(Stored records)

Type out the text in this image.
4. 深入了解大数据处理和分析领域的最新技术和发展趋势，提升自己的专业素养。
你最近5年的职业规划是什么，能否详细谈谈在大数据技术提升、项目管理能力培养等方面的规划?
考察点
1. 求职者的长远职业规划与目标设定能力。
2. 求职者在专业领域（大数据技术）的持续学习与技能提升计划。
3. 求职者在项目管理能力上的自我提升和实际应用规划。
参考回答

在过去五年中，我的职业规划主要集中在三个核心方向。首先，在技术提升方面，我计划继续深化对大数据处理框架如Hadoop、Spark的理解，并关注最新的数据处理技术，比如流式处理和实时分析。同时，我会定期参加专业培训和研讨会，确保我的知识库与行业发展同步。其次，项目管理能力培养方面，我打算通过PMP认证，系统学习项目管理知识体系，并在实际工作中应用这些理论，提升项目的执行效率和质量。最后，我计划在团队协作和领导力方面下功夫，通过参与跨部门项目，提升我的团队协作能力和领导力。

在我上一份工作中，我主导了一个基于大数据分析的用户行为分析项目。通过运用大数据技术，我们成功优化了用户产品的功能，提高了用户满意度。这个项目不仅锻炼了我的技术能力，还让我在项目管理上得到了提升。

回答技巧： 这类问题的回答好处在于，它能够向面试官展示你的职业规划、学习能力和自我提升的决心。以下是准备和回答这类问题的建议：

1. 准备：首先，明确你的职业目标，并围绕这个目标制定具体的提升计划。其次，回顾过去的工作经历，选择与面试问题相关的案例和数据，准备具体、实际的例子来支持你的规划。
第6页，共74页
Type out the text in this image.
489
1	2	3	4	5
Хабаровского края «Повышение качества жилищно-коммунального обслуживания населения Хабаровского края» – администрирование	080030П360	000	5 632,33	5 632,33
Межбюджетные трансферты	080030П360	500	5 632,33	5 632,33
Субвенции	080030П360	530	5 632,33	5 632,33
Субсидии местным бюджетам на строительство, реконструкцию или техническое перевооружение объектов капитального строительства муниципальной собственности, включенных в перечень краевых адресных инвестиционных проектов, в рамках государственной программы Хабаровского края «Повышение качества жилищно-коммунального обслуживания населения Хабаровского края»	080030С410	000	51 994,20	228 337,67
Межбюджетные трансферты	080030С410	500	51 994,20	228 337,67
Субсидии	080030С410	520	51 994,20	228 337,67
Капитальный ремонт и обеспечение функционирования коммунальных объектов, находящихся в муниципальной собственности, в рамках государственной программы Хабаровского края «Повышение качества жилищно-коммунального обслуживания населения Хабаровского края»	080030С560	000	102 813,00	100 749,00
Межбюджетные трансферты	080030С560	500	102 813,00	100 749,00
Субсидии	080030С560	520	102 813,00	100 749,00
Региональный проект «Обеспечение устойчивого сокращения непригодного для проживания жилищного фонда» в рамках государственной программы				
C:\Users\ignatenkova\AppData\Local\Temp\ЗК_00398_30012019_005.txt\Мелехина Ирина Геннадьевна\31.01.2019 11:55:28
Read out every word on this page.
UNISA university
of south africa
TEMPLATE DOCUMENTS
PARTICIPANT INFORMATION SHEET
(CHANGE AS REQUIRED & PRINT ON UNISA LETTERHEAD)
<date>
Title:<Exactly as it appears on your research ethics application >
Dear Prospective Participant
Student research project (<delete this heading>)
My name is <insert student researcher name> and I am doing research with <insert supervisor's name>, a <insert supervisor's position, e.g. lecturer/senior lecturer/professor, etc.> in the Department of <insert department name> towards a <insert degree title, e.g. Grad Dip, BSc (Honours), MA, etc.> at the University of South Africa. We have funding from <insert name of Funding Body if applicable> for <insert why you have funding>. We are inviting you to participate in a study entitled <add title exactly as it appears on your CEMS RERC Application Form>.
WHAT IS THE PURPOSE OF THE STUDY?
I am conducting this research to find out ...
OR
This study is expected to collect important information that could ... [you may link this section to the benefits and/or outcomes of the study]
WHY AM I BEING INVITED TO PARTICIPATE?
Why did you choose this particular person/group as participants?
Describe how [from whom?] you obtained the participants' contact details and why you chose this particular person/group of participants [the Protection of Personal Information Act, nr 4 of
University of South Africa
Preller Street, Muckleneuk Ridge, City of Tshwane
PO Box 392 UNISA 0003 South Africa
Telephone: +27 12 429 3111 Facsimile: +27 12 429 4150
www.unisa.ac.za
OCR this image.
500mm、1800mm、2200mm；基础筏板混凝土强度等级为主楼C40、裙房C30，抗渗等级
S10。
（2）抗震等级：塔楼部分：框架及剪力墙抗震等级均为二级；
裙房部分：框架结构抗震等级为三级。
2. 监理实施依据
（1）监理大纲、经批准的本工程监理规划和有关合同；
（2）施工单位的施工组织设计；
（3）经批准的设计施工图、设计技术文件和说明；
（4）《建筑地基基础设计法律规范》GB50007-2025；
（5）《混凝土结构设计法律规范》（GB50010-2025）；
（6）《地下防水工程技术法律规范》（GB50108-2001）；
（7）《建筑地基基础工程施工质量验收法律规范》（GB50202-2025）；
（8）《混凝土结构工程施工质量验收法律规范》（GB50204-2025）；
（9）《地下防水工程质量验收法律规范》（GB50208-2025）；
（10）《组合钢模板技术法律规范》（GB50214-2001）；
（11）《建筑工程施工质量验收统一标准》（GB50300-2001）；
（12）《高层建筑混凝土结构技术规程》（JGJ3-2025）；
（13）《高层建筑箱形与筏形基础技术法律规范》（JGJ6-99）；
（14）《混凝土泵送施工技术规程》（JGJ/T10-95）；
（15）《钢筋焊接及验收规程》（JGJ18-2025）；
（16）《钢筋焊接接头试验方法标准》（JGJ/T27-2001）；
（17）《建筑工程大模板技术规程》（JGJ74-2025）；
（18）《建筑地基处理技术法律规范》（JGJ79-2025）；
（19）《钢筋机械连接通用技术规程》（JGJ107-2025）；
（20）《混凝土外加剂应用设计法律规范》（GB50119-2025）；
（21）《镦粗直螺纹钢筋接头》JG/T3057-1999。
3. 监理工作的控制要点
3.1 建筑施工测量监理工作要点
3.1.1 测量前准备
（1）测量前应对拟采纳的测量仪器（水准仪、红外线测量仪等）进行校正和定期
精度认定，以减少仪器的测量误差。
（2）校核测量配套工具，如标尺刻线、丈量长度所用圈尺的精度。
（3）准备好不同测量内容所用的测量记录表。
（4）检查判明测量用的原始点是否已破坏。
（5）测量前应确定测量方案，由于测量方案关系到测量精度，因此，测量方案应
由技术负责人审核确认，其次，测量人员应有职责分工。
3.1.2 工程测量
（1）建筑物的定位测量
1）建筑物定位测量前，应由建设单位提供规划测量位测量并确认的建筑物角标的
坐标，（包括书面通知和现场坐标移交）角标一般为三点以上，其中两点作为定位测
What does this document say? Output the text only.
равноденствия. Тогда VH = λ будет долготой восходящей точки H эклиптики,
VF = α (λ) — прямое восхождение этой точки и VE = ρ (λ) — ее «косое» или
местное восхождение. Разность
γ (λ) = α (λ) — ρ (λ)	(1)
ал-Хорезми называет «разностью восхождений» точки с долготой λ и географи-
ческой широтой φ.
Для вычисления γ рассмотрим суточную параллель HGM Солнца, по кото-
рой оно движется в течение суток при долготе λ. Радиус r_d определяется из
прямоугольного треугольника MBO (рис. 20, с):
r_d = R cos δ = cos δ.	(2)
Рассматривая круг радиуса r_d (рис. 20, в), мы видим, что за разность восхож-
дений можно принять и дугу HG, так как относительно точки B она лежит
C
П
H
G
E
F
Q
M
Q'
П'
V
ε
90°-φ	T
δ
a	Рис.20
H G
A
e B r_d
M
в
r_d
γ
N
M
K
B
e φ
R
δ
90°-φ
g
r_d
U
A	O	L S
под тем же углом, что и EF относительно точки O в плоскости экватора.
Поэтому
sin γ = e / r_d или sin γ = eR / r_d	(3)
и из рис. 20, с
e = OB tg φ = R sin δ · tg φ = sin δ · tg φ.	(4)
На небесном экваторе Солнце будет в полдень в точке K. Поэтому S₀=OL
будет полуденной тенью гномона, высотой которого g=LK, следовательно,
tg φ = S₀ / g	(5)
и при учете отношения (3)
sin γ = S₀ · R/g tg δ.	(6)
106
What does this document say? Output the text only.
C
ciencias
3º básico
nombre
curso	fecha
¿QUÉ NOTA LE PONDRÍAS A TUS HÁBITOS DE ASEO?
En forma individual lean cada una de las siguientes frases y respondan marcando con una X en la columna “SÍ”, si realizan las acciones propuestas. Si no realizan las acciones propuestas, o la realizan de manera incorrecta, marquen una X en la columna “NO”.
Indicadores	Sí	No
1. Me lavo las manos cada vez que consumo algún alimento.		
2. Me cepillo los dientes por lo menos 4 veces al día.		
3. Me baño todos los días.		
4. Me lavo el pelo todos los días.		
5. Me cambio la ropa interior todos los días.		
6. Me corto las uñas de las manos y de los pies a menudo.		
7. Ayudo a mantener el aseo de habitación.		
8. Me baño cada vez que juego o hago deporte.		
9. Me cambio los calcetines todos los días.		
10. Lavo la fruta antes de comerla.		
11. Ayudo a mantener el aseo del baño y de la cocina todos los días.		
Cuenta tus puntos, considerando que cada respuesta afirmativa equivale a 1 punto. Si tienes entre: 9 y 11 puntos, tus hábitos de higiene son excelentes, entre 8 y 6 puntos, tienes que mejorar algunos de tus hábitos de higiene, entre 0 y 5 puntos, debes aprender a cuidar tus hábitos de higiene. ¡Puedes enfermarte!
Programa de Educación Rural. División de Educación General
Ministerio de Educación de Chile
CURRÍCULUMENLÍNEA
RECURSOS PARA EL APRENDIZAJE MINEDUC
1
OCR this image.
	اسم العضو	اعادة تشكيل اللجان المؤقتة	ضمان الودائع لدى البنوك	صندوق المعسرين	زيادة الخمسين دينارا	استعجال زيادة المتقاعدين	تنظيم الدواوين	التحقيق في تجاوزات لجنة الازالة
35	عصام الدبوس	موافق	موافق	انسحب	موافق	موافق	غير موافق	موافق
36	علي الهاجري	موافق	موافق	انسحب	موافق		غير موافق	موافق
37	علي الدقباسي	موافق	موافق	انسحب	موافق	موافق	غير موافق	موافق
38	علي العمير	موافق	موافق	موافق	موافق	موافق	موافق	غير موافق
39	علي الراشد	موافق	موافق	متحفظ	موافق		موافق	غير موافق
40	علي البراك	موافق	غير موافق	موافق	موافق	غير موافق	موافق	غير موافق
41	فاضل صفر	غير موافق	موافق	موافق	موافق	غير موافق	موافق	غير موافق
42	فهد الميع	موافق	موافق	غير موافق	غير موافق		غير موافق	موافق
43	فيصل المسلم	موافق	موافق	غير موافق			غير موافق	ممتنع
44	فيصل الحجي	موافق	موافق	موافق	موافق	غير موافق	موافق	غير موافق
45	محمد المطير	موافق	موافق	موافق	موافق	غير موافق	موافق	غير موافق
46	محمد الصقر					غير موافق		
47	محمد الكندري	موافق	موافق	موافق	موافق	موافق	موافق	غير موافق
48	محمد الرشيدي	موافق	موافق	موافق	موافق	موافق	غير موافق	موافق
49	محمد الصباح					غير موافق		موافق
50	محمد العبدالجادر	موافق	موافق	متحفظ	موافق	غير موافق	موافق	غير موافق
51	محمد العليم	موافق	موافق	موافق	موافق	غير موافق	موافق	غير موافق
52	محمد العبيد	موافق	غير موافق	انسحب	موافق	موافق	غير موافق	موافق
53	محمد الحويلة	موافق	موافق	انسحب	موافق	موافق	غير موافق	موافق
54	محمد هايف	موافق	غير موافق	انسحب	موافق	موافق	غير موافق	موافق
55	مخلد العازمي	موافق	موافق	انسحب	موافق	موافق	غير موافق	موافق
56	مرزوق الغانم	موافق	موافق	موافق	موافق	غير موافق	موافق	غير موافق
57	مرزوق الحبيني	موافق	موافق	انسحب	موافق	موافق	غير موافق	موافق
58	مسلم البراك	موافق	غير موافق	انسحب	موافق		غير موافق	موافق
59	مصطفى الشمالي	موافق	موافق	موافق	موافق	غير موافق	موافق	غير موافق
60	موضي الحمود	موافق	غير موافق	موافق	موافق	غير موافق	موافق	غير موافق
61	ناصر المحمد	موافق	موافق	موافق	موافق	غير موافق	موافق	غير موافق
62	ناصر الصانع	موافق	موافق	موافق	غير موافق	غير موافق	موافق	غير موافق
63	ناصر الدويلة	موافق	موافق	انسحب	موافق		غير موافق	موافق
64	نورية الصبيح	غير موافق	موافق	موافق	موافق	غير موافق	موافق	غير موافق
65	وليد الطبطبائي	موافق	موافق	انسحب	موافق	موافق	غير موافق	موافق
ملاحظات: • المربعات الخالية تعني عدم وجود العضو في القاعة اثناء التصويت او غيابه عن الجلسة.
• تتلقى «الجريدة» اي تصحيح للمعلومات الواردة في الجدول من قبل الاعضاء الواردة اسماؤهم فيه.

* **Exercise description**
Using the listing, collect all lines in which the string "будет" is found.

* **Result of the exercise**
равноденствия. Тогда VH = λ будет долготой восходящей точки H эклиптики,
На небесном экваторе Солнце будет в полдень в точке K. Поэтому S₀=OL
будет полуденной тенью гномона, высотой которого g=LK, следовательно,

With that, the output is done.